* start Supplied data *
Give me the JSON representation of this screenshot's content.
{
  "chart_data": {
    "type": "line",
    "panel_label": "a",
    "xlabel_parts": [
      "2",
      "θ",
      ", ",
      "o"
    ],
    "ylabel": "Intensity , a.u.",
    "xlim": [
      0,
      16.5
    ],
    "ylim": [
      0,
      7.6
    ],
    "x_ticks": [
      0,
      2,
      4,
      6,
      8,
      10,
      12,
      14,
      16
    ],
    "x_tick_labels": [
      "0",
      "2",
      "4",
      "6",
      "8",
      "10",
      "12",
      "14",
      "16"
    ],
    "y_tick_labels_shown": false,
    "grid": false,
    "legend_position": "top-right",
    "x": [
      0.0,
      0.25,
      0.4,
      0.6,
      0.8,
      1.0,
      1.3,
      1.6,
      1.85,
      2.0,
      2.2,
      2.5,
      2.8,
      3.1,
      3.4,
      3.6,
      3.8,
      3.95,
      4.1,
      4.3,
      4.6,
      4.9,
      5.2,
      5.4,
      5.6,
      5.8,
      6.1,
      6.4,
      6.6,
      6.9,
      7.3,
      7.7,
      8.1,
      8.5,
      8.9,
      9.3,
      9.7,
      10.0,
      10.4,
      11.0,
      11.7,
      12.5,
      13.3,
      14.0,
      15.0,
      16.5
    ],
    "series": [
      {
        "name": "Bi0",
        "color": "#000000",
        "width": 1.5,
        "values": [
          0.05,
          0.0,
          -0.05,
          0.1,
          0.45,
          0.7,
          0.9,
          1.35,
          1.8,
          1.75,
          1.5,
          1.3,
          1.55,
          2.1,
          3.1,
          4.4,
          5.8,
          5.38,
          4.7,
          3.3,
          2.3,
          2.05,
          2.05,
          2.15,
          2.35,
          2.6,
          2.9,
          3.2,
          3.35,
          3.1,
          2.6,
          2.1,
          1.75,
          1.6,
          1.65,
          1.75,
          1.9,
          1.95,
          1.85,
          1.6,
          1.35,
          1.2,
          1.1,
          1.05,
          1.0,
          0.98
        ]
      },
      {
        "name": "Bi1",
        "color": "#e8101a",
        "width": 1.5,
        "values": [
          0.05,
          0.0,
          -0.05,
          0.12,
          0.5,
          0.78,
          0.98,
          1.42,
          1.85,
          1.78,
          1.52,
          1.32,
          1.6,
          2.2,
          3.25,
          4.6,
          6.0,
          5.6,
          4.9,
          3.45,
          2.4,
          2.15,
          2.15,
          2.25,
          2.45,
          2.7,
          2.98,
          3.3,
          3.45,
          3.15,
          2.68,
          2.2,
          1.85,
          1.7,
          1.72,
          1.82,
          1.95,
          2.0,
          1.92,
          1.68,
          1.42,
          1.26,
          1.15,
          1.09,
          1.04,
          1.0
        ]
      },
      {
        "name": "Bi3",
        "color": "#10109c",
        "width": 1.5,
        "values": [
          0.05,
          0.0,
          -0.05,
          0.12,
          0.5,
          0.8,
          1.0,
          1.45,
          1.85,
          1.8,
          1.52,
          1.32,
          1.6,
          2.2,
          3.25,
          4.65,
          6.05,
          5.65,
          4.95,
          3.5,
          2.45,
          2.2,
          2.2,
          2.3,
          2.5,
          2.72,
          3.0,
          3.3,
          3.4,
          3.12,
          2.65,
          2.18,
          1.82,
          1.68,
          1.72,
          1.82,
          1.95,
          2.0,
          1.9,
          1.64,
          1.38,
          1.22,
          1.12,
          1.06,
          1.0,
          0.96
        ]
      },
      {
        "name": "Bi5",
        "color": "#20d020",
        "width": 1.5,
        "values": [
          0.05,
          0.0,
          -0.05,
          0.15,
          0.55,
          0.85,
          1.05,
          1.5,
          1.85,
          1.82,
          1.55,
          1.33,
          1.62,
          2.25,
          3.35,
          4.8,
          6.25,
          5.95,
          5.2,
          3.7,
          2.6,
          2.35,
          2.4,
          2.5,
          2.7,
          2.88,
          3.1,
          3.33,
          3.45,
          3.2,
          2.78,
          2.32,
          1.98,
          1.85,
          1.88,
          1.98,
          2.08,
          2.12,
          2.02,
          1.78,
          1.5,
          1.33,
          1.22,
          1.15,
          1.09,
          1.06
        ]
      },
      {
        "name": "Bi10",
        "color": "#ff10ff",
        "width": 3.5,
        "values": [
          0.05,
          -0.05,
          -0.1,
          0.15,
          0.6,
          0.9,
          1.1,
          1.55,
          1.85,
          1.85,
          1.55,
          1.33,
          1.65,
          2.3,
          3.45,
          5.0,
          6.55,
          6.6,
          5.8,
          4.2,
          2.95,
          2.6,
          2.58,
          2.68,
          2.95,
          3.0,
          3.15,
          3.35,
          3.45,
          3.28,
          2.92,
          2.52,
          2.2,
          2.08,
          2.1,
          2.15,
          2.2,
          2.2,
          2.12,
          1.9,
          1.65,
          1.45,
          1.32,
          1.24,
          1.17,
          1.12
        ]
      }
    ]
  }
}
* end Supplied data *
*What this task involves*: Return the listing above word for word.

*Expected answer*:
Give me the JSON representation of this screenshot's content.
{
  "chart_data": {
    "type": "line",
    "panel_label": "a",
    "xlabel_parts": [
      "2",
      "θ",
      ", ",
      "o"
    ],
    "ylabel": "Intensity , a.u.",
    "xlim": [
      0,
      16.5
    ],
    "ylim": [
      0,
      7.6
    ],
    "x_ticks": [
      0,
      2,
      4,
      6,
      8,
      10,
      12,
      14,
      16
    ],
    "x_tick_labels": [
      "0",
      "2",
      "4",
      "6",
      "8",
      "10",
      "12",
      "14",
      "16"
    ],
    "y_tick_labels_shown": false,
    "grid": false,
    "legend_position": "top-right",
    "x": [
      0.0,
      0.25,
      0.4,
      0.6,
      0.8,
      1.0,
      1.3,
      1.6,
      1.85,
      2.0,
      2.2,
      2.5,
      2.8,
      3.1,
      3.4,
      3.6,
      3.8,
      3.95,
      4.1,
      4.3,
      4.6,
      4.9,
      5.2,
      5.4,
      5.6,
      5.8,
      6.1,
      6.4,
      6.6,
      6.9,
      7.3,
      7.7,
      8.1,
      8.5,
      8.9,
      9.3,
      9.7,
      10.0,
      10.4,
      11.0,
      11.7,
      12.5,
      13.3,
      14.0,
      15.0,
      16.5
    ],
    "series": [
      {
        "name": "Bi0",
        "color": "#000000",
        "width": 1.5,
        "values": [
          0.05,
          0.0,
          -0.05,
          0.1,
          0.45,
          0.7,
          0.9,
          1.35,
          1.8,
          1.75,
          1.5,
          1.3,
          1.55,
          2.1,
          3.1,
          4.4,
          5.8,
          5.38,
          4.7,
          3.3,
          2.3,
          2.05,
          2.05,
          2.15,
          2.35,
          2.6,
          2.9,
          3.2,
          3.35,
          3.1,
          2.6,
          2.1,
          1.75,
          1.6,
          1.65,
          1.75,
          1.9,
          1.95,
          1.85,
          1.6,
          1.35,
          1.2,
          1.1,
          1.05,
          1.0,
          0.98
        ]
      },
      {
        "name": "Bi1",
        "color": "#e8101a",
        "width": 1.5,
        "values": [
          0.05,
          0.0,
          -0.05,
          0.12,
          0.5,
          0.78,
          0.98,
          1.42,
          1.85,
          1.78,
          1.52,
          1.32,
          1.6,
          2.2,
          3.25,
          4.6,
          6.0,
          5.6,
          4.9,
          3.45,
          2.4,
          2.15,
          2.15,
          2.25,
          2.45,
          2.7,
          2.98,
          3.3,
          3.45,
          3.15,
          2.68,
          2.2,
          1.85,
          1.7,
          1.72,
          1.82,
          1.95,
          2.0,
          1.92,
          1.68,
          1.42,
          1.26,
          1.15,
          1.09,
          1.04,
          1.0
        ]
      },
      {
        "name": "Bi3",
        "color": "#10109c",
        "width": 1.5,
        "values": [
          0.05,
          0.0,
          -0.05,
          0.12,
          0.5,
          0.8,
          1.0,
          1.45,
          1.85,
          1.8,
          1.52,
          1.32,
          1.6,
          2.2,
          3.25,
          4.65,
          6.05,
          5.65,
          4.95,
          3.5,
          2.45,
          2.2,
          2.2,
          2.3,
          2.5,
          2.72,
          3.0,
          3.3,
          3.4,
          3.12,
          2.65,
          2.18,
          1.82,
          1.68,
          1.72,
          1.82,
          1.95,
          2.0,
          1.9,
          1.64,
          1.38,
          1.22,
          1.12,
          1.06,
          1.0,
          0.96
        ]
      },
      {
        "name": "Bi5",
        "color": "#20d020",
        "width": 1.5,
        "values": [
          0.05,
          0.0,
          -0.05,
          0.15,
          0.55,
          0.85,
          1.05,
          1.5,
          1.85,
          1.82,
          1.55,
          1.33,
          1.62,
          2.25,
          3.35,
          4.8,
          6.25,
          5.95,
          5.2,
          3.7,
          2.6,
          2.35,
          2.4,
          2.5,
          2.7,
          2.88,
          3.1,
          3.33,
          3.45,
          3.2,
          2.78,
          2.32,
          1.98,
          1.85,
          1.88,
          1.98,
          2.08,
          2.12,
          2.02,
          1.78,
          1.5,
          1.33,
          1.22,
          1.15,
          1.09,
          1.06
        ]
      },
      {
        "name": "Bi10",
        "color": "#ff10ff",
        "width": 3.5,
        "values": [
          0.05,
          -0.05,
          -0.1,
          0.15,
          0.6,
          0.9,
          1.1,
          1.55,
          1.85,
          1.85,
          1.55,
          1.33,
          1.65,
          2.3,
          3.45,
          5.0,
          6.55,
          6.6,
          5.8,
          4.2,
          2.95,
          2.6,
          2.58,
          2.68,
          2.95,
          3.0,
          3.15,
          3.35,
          3.45,
          3.28,
          2.92,
          2.52,
          2.2,
          2.08,
          2.1,
          2.15,
          2.2,
          2.2,
          2.12,
          1.9,
          1.65,
          1.45,
          1.32,
          1.24,
          1.17,
          1.12
        ]
      }
    ]
  }
}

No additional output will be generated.